_Request_. Give every line of the data again, unchanged, but with no pictures.
----
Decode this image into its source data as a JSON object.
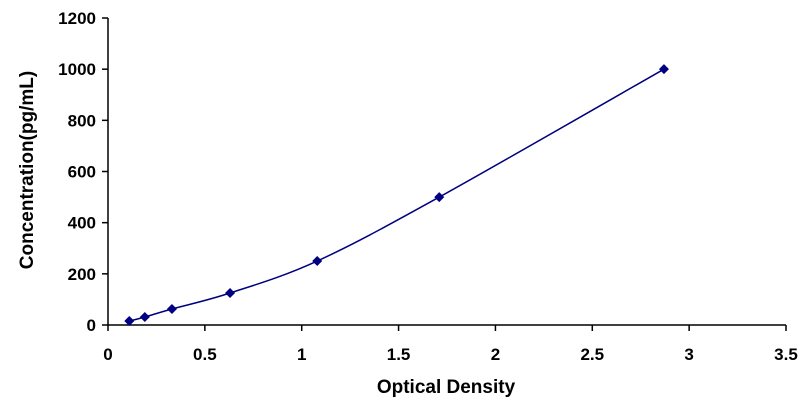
{
  "chart_data": {
    "type": "scatter",
    "title": "",
    "xlabel": "Optical Density",
    "ylabel": "Concentration(pg/mL)",
    "xlim": [
      0,
      3.5
    ],
    "ylim": [
      0,
      1200
    ],
    "x_ticks": [
      0,
      0.5,
      1,
      1.5,
      2,
      2.5,
      3,
      3.5
    ],
    "x_tick_labels": [
      "0",
      "0.5",
      "1",
      "1.5",
      "2",
      "2.5",
      "3",
      "3.5"
    ],
    "y_ticks": [
      0,
      200,
      400,
      600,
      800,
      1000,
      1200
    ],
    "y_tick_labels": [
      "0",
      "200",
      "400",
      "600",
      "800",
      "1000",
      "1200"
    ],
    "grid": false,
    "legend": "none",
    "series": [
      {
        "x": [
          0.11,
          0.19,
          0.33,
          0.63,
          1.08,
          1.71,
          2.87
        ],
        "y": [
          15.625,
          31.25,
          62.5,
          125,
          250,
          500,
          1000
        ],
        "marker": "diamond",
        "line": "smooth",
        "color": "#000080"
      }
    ]
  }
}
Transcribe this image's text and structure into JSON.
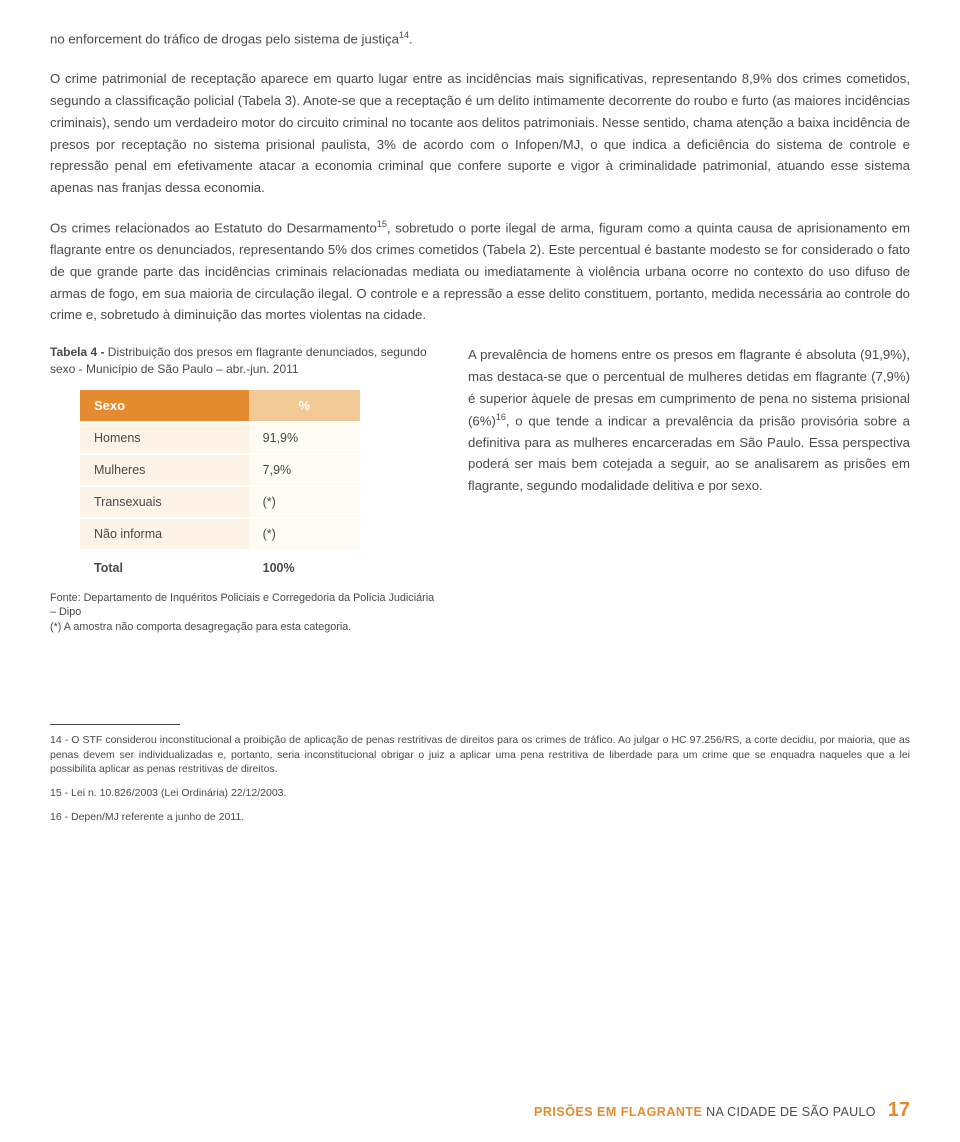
{
  "paragraphs": {
    "p1": "no enforcement do tráfico de drogas pelo sistema de justiça",
    "p1_sup": "14",
    "p1_end": ".",
    "p2": "O crime patrimonial de receptação aparece em quarto lugar entre as incidências mais significativas, representando 8,9% dos crimes cometidos, segundo a classificação policial (Tabela 3). Anote-se que a receptação é um delito intimamente decorrente do roubo e furto (as maiores incidências criminais), sendo um verdadeiro motor do circuito criminal no tocante aos delitos patrimoniais. Nesse sentido, chama atenção a baixa incidência de presos por receptação no sistema prisional paulista, 3% de acordo com o Infopen/MJ, o que indica a deficiência do sistema de controle e repressão penal em efetivamente atacar a economia criminal que confere suporte e vigor à criminalidade patrimonial, atuando esse sistema apenas nas franjas dessa economia.",
    "p3_a": "Os crimes relacionados ao Estatuto do Desarmamento",
    "p3_sup": "15",
    "p3_b": ", sobretudo o porte ilegal de arma, figuram como a quinta causa de aprisionamento em flagrante entre os denunciados, representando 5% dos crimes cometidos (Tabela 2). Este percentual é bastante modesto se for considerado o fato de que grande parte das incidências criminais relacionadas mediata ou imediatamente à violência urbana ocorre no contexto do uso difuso de armas de fogo, em sua maioria de circulação ilegal. O controle e a repressão a esse delito constituem, portanto, medida necessária ao controle do crime e, sobretudo à diminuição das mortes violentas na cidade.",
    "right_a": "A prevalência de homens entre os presos em flagrante é absoluta (91,9%), mas destaca-se que o percentual de mulheres detidas em flagrante (7,9%) é superior àquele de presas em cumprimento de pena no sistema prisional (6%)",
    "right_sup": "16",
    "right_b": ", o que tende a indicar a prevalência da prisão provisória sobre a definitiva para as mulheres encarceradas em São Paulo. Essa perspectiva poderá ser mais bem cotejada a seguir, ao se analisarem as prisões em flagrante, segundo modalidade delitiva e por sexo."
  },
  "table": {
    "caption_bold": "Tabela 4 - ",
    "caption_rest": "Distribuição dos presos em flagrante denunciados, segundo sexo - Município de São Paulo – abr.-jun. 2011",
    "header_left": "Sexo",
    "header_right": "%",
    "rows": [
      {
        "label": "Homens",
        "value": "91,9%"
      },
      {
        "label": "Mulheres",
        "value": "7,9%"
      },
      {
        "label": "Transexuais",
        "value": "(*)"
      },
      {
        "label": "Não informa",
        "value": "(*)"
      }
    ],
    "total_label": "Total",
    "total_value": "100%",
    "source": "Fonte: Departamento de Inquéritos Policiais e Corregedoria da Polícia Judiciária – Dipo",
    "note": "(*) A amostra não comporta desagregação para esta categoria."
  },
  "footnotes": {
    "fn14": "14 - O STF considerou inconstitucional a proibição de aplicação de penas restritivas de direitos para os crimes de tráfico. Ao julgar o HC 97.256/RS, a corte decidiu, por maioria, que as penas devem ser individualizadas e, portanto, seria inconstitucional obrigar o juiz a aplicar uma pena restritiva de liberdade para um crime que se enquadra naqueles que a lei possibilita aplicar as penas restritivas de direitos.",
    "fn15": "15 - Lei n. 10.826/2003 (Lei Ordinária) 22/12/2003.",
    "fn16": "16 - Depen/MJ referente a junho de 2011."
  },
  "footer": {
    "bold": "PRISÕES EM FLAGRANTE",
    "rest": " NA CIDADE DE SÃO PAULO",
    "page": "17"
  },
  "colors": {
    "accent": "#e48b2f",
    "row_bg": "#fdf3e7",
    "row_bg_light": "#fefaf4",
    "header_alt": "#f2c894"
  }
}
----
_Solution to the exercise_.
Decode this image into its source data as a JSON object.
{
  "chart_data": {
    "type": "scatter",
    "title": "",
    "xlabel": "Optical Density",
    "ylabel": "Concentration(pg/mL)",
    "xlim": [
      0,
      3.5
    ],
    "ylim": [
      0,
      1200
    ],
    "x_ticks": [
      0,
      0.5,
      1,
      1.5,
      2,
      2.5,
      3,
      3.5
    ],
    "x_tick_labels": [
      "0",
      "0.5",
      "1",
      "1.5",
      "2",
      "2.5",
      "3",
      "3.5"
    ],
    "y_ticks": [
      0,
      200,
      400,
      600,
      800,
      1000,
      1200
    ],
    "y_tick_labels": [
      "0",
      "200",
      "400",
      "600",
      "800",
      "1000",
      "1200"
    ],
    "grid": false,
    "legend": "none",
    "series": [
      {
        "x": [
          0.11,
          0.19,
          0.33,
          0.63,
          1.08,
          1.71,
          2.87
        ],
        "y": [
          15.625,
          31.25,
          62.5,
          125,
          250,
          500,
          1000
        ],
        "marker": "diamond",
        "line": "smooth",
        "color": "#000080"
      }
    ]
  }
}
Transcribe this image's text and structure into JSON.
{
  "paragraphs": {
    "p1": "no enforcement do tráfico de drogas pelo sistema de justiça",
    "p1_sup": "14",
    "p1_end": ".",
    "p2": "O crime patrimonial de receptação aparece em quarto lugar entre as incidências mais significativas, representando 8,9% dos crimes cometidos, segundo a classificação policial (Tabela 3). Anote-se que a receptação é um delito intimamente decorrente do roubo e furto (as maiores incidências criminais), sendo um verdadeiro motor do circuito criminal no tocante aos delitos patrimoniais. Nesse sentido, chama atenção a baixa incidência de presos por receptação no sistema prisional paulista, 3% de acordo com o Infopen/MJ, o que indica a deficiência do sistema de controle e repressão penal em efetivamente atacar a economia criminal que confere suporte e vigor à criminalidade patrimonial, atuando esse sistema apenas nas franjas dessa economia.",
    "p3_a": "Os crimes relacionados ao Estatuto do Desarmamento",
    "p3_sup": "15",
    "p3_b": ", sobretudo o porte ilegal de arma, figuram como a quinta causa de aprisionamento em flagrante entre os denunciados, representando 5% dos crimes cometidos (Tabela 2). Este percentual é bastante modesto se for considerado o fato de que grande parte das incidências criminais relacionadas mediata ou imediatamente à violência urbana ocorre no contexto do uso difuso de armas de fogo, em sua maioria de circulação ilegal. O controle e a repressão a esse delito constituem, portanto, medida necessária ao controle do crime e, sobretudo à diminuição das mortes violentas na cidade.",
    "right_a": "A prevalência de homens entre os presos em flagrante é absoluta (91,9%), mas destaca-se que o percentual de mulheres detidas em flagrante (7,9%) é superior àquele de presas em cumprimento de pena no sistema prisional (6%)",
    "right_sup": "16",
    "right_b": ", o que tende a indicar a prevalência da prisão provisória sobre a definitiva para as mulheres encarceradas em São Paulo. Essa perspectiva poderá ser mais bem cotejada a seguir, ao se analisarem as prisões em flagrante, segundo modalidade delitiva e por sexo."
  },
  "table": {
    "caption_bold": "Tabela 4 - ",
    "caption_rest": "Distribuição dos presos em flagrante denunciados, segundo sexo - Município de São Paulo – abr.-jun. 2011",
    "header_left": "Sexo",
    "header_right": "%",
    "rows": [
      {
        "label": "Homens",
        "value": "91,9%"
      },
      {
        "label": "Mulheres",
        "value": "7,9%"
      },
      {
        "label": "Transexuais",
        "value": "(*)"
      },
      {
        "label": "Não informa",
        "value": "(*)"
      }
    ],
    "total_label": "Total",
    "total_value": "100%",
    "source": "Fonte: Departamento de Inquéritos Policiais e Corregedoria da Polícia Judiciária – Dipo",
    "note": "(*) A amostra não comporta desagregação para esta categoria."
  },
  "footnotes": {
    "fn14": "14 - O STF considerou inconstitucional a proibição de aplicação de penas restritivas de direitos para os crimes de tráfico. Ao julgar o HC 97.256/RS, a corte decidiu, por maioria, que as penas devem ser individualizadas e, portanto, seria inconstitucional obrigar o juiz a aplicar uma pena restritiva de liberdade para um crime que se enquadra naqueles que a lei possibilita aplicar as penas restritivas de direitos.",
    "fn15": "15 - Lei n. 10.826/2003 (Lei Ordinária) 22/12/2003.",
    "fn16": "16 - Depen/MJ referente a junho de 2011."
  },
  "footer": {
    "bold": "PRISÕES EM FLAGRANTE",
    "rest": " NA CIDADE DE SÃO PAULO",
    "page": "17"
  },
  "colors": {
    "accent": "#e48b2f",
    "row_bg": "#fdf3e7",
    "row_bg_light": "#fefaf4",
    "header_alt": "#f2c894"
  }
}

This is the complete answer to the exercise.